• _WHAT THE TASK REQUIRES_:
Write out the whole of the material exactly.

• _EXCERPTED RECORDS_:

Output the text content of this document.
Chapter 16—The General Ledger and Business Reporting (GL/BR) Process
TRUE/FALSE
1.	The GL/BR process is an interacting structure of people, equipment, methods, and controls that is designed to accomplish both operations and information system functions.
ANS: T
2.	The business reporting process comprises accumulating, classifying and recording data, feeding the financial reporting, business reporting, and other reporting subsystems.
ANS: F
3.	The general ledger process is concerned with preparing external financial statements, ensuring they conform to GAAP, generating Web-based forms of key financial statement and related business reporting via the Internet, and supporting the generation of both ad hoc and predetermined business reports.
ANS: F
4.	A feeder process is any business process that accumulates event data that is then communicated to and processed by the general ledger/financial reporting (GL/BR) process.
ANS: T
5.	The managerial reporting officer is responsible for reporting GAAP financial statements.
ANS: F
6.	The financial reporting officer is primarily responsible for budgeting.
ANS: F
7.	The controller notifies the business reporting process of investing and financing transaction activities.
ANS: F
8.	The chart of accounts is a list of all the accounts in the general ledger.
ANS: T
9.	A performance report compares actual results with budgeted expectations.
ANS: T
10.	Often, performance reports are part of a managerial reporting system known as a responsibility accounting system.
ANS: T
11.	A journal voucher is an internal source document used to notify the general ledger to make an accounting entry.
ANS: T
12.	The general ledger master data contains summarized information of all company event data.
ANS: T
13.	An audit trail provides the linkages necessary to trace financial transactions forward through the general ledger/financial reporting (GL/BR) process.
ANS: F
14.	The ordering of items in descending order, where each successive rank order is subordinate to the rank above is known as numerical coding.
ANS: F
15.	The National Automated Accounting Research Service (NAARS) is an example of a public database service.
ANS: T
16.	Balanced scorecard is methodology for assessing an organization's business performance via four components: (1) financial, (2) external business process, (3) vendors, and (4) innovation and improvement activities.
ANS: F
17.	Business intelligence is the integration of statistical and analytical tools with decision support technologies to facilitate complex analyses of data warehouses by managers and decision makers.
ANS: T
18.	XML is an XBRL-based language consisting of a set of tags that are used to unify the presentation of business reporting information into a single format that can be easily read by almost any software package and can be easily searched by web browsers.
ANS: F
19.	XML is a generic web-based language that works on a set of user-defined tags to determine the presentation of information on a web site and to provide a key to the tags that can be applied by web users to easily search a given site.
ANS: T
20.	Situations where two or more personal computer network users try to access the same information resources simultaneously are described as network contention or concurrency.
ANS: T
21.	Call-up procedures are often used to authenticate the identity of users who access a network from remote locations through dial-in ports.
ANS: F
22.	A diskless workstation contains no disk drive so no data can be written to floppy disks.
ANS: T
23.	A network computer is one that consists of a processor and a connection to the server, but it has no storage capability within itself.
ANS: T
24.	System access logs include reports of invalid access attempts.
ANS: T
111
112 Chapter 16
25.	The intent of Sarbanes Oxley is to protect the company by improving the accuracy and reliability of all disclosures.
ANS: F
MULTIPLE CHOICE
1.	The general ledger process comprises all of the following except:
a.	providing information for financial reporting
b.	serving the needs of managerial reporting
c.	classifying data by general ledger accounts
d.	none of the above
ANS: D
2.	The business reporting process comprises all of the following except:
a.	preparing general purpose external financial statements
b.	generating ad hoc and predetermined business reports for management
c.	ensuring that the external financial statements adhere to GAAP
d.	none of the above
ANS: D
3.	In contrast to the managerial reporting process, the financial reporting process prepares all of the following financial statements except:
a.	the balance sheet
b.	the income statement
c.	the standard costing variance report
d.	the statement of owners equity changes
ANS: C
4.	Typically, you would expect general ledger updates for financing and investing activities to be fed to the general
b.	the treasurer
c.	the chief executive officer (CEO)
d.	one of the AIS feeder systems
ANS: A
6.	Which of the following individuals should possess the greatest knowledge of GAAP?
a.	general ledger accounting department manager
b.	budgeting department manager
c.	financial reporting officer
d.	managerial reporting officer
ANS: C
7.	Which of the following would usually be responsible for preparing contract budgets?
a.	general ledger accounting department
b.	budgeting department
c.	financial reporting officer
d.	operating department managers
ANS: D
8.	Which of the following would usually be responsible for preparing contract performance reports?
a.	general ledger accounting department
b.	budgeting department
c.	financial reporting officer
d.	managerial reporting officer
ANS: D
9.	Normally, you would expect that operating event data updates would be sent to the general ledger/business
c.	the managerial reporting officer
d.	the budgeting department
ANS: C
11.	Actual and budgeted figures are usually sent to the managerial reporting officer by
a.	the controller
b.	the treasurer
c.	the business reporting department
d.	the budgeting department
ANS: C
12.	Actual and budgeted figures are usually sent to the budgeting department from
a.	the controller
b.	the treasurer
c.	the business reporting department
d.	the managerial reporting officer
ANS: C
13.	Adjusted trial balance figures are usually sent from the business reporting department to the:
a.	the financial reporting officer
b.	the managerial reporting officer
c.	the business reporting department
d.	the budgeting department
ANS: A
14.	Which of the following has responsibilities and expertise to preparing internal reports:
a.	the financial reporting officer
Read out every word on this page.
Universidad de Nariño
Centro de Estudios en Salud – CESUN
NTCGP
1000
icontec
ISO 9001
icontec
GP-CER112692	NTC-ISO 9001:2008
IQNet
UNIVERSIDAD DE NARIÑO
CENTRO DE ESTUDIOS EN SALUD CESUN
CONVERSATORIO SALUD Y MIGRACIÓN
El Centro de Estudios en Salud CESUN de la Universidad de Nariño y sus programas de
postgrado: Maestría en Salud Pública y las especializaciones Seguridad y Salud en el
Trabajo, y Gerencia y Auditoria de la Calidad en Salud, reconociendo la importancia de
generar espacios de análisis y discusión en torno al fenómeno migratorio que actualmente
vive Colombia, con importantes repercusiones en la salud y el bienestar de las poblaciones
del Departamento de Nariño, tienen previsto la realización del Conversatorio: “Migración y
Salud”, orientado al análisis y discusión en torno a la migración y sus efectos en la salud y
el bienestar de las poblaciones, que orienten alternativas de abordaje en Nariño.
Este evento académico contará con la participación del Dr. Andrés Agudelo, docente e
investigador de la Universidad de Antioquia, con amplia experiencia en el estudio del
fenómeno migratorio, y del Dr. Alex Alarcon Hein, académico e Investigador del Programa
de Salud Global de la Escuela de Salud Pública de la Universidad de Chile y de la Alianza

• _CORRECT RESULT_:
Output the text content of this document.
Chapter 16—The General Ledger and Business Reporting (GL/BR) Process
TRUE/FALSE
1.	The GL/BR process is an interacting structure of people, equipment, methods, and controls that is designed to accomplish both operations and information system functions.
ANS: T
2.	The business reporting process comprises accumulating, classifying and recording data, feeding the financial reporting, business reporting, and other reporting subsystems.
ANS: F
3.	The general ledger process is concerned with preparing external financial statements, ensuring they conform to GAAP, generating Web-based forms of key financial statement and related business reporting via the Internet, and supporting the generation of both ad hoc and predetermined business reports.
ANS: F
4.	A feeder process is any business process that accumulates event data that is then communicated to and processed by the general ledger/financial reporting (GL/BR) process.
ANS: T
5.	The managerial reporting officer is responsible for reporting GAAP financial statements.
ANS: F
6.	The financial reporting officer is primarily responsible for budgeting.
ANS: F
7.	The controller notifies the business reporting process of investing and financing transaction activities.
ANS: F
8.	The chart of accounts is a list of all the accounts in the general ledger.
ANS: T
9.	A performance report compares actual results with budgeted expectations.
ANS: T
10.	Often, performance reports are part of a managerial reporting system known as a responsibility accounting system.
ANS: T
11.	A journal voucher is an internal source document used to notify the general ledger to make an accounting entry.
ANS: T
12.	The general ledger master data contains summarized information of all company event data.
ANS: T
13.	An audit trail provides the linkages necessary to trace financial transactions forward through the general ledger/financial reporting (GL/BR) process.
ANS: F
14.	The ordering of items in descending order, where each successive rank order is subordinate to the rank above is known as numerical coding.
ANS: F
15.	The National Automated Accounting Research Service (NAARS) is an example of a public database service.
ANS: T
16.	Balanced scorecard is methodology for assessing an organization's business performance via four components: (1) financial, (2) external business process, (3) vendors, and (4) innovation and improvement activities.
ANS: F
17.	Business intelligence is the integration of statistical and analytical tools with decision support technologies to facilitate complex analyses of data warehouses by managers and decision makers.
ANS: T
18.	XML is an XBRL-based language consisting of a set of tags that are used to unify the presentation of business reporting information into a single format that can be easily read by almost any software package and can be easily searched by web browsers.
ANS: F
19.	XML is a generic web-based language that works on a set of user-defined tags to determine the presentation of information on a web site and to provide a key to the tags that can be applied by web users to easily search a given site.
ANS: T
20.	Situations where two or more personal computer network users try to access the same information resources simultaneously are described as network contention or concurrency.
ANS: T
21.	Call-up procedures are often used to authenticate the identity of users who access a network from remote locations through dial-in ports.
ANS: F
22.	A diskless workstation contains no disk drive so no data can be written to floppy disks.
ANS: T
23.	A network computer is one that consists of a processor and a connection to the server, but it has no storage capability within itself.
ANS: T
24.	System access logs include reports of invalid access attempts.
ANS: T
111
112 Chapter 16
25.	The intent of Sarbanes Oxley is to protect the company by improving the accuracy and reliability of all disclosures.
ANS: F
MULTIPLE CHOICE
1.	The general ledger process comprises all of the following except:
a.	providing information for financial reporting
b.	serving the needs of managerial reporting
c.	classifying data by general ledger accounts
d.	none of the above
ANS: D
2.	The business reporting process comprises all of the following except:
a.	preparing general purpose external financial statements
b.	generating ad hoc and predetermined business reports for management
c.	ensuring that the external financial statements adhere to GAAP
d.	none of the above
ANS: D
3.	In contrast to the managerial reporting process, the financial reporting process prepares all of the following financial statements except:
a.	the balance sheet
b.	the income statement
c.	the standard costing variance report
d.	the statement of owners equity changes
ANS: C
4.	Typically, you would expect general ledger updates for financing and investing activities to be fed to the general
b.	the treasurer
c.	the chief executive officer (CEO)
d.	one of the AIS feeder systems
ANS: A
6.	Which of the following individuals should possess the greatest knowledge of GAAP?
a.	general ledger accounting department manager
b.	budgeting department manager
c.	financial reporting officer
d.	managerial reporting officer
ANS: C
7.	Which of the following would usually be responsible for preparing contract budgets?
a.	general ledger accounting department
b.	budgeting department
c.	financial reporting officer
d.	operating department managers
ANS: D
8.	Which of the following would usually be responsible for preparing contract performance reports?
a.	general ledger accounting department
b.	budgeting department
c.	financial reporting officer
d.	managerial reporting officer
ANS: D
9.	Normally, you would expect that operating event data updates would be sent to the general ledger/business
c.	the managerial reporting officer
d.	the budgeting department
ANS: C
11.	Actual and budgeted figures are usually sent to the managerial reporting officer by
a.	the controller
b.	the treasurer
c.	the business reporting department
d.	the budgeting department
ANS: C
12.	Actual and budgeted figures are usually sent to the budgeting department from
a.	the controller
b.	the treasurer
c.	the business reporting department
d.	the managerial reporting officer
ANS: C
13.	Adjusted trial balance figures are usually sent from the business reporting department to the:
a.	the financial reporting officer
b.	the managerial reporting officer
c.	the business reporting department
d.	the budgeting department
ANS: A
14.	Which of the following has responsibilities and expertise to preparing internal reports:
a.	the financial reporting officer
Read out every word on this page.
Universidad de Nariño
Centro de Estudios en Salud – CESUN
NTCGP
1000
icontec
ISO 9001
icontec
GP-CER112692	NTC-ISO 9001:2008
IQNet
UNIVERSIDAD DE NARIÑO
CENTRO DE ESTUDIOS EN SALUD CESUN
CONVERSATORIO SALUD Y MIGRACIÓN
El Centro de Estudios en Salud CESUN de la Universidad de Nariño y sus programas de
postgrado: Maestría en Salud Pública y las especializaciones Seguridad y Salud en el
Trabajo, y Gerencia y Auditoria de la Calidad en Salud, reconociendo la importancia de
generar espacios de análisis y discusión en torno al fenómeno migratorio que actualmente
vive Colombia, con importantes repercusiones en la salud y el bienestar de las poblaciones
del Departamento de Nariño, tienen previsto la realización del Conversatorio: “Migración y
Salud”, orientado al análisis y discusión en torno a la migración y sus efectos en la salud y
el bienestar de las poblaciones, que orienten alternativas de abordaje en Nariño.
Este evento académico contará con la participación del Dr. Andrés Agudelo, docente e
investigador de la Universidad de Antioquia, con amplia experiencia en el estudio del
fenómeno migratorio, y del Dr. Alex Alarcon Hein, académico e Investigador del Programa
de Salud Global de la Escuela de Salud Pública de la Universidad de Chile y de la Alianza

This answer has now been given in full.